### Short problem
Write out all of the records precisely. Skip anything that is a picture.

### Provided entries
-- Start --

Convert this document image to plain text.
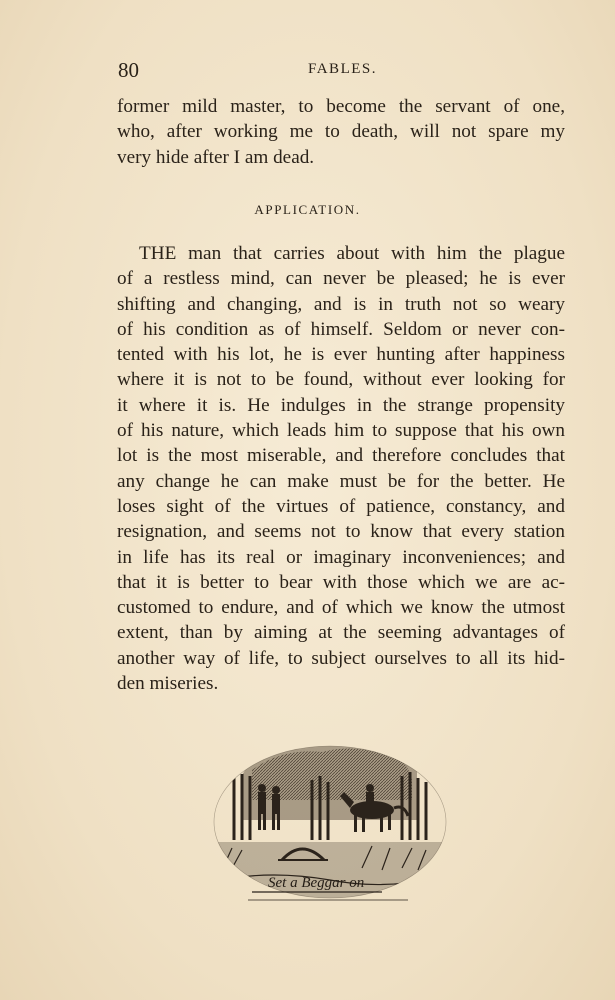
80	FABLES.
former mild master, to become the servant of one,
who, after working me to death, will not spare my
very hide after I am dead.
APPLICATION.
THE man that carries about with him the plague
of a restless mind, can never be pleased; he is ever
shifting and changing, and is in truth not so weary
of his condition as of himself. Seldom or never con-
tented with his lot, he is ever hunting after happiness
where it is not to be found, without ever looking for
it where it is. He indulges in the strange propensity
of his nature, which leads him to suppose that his own
lot is the most miserable, and therefore concludes that
any change he can make must be for the better. He
loses sight of the virtues of patience, constancy, and
resignation, and seems not to know that every station
in life has its real or imaginary inconveniences; and
that it is better to bear with those which we are ac-
customed to endure, and of which we know the utmost
extent, than by aiming at the seeming advantages of
another way of life, to subject ourselves to all its hid-
den miseries.
Set a Beggar on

-- End --

### Full output
Convert this document image to plain text.
80	FABLES.
former mild master, to become the servant of one,
who, after working me to death, will not spare my
very hide after I am dead.
APPLICATION.
THE man that carries about with him the plague
of a restless mind, can never be pleased; he is ever
shifting and changing, and is in truth not so weary
of his condition as of himself. Seldom or never con-
tented with his lot, he is ever hunting after happiness
where it is not to be found, without ever looking for
it where it is. He indulges in the strange propensity
of his nature, which leads him to suppose that his own
lot is the most miserable, and therefore concludes that
any change he can make must be for the better. He
loses sight of the virtues of patience, constancy, and
resignation, and seems not to know that every station
in life has its real or imaginary inconveniences; and
that it is better to bear with those which we are ac-
customed to endure, and of which we know the utmost
extent, than by aiming at the seeming advantages of
another way of life, to subject ourselves to all its hid-
den miseries.
Set a Beggar on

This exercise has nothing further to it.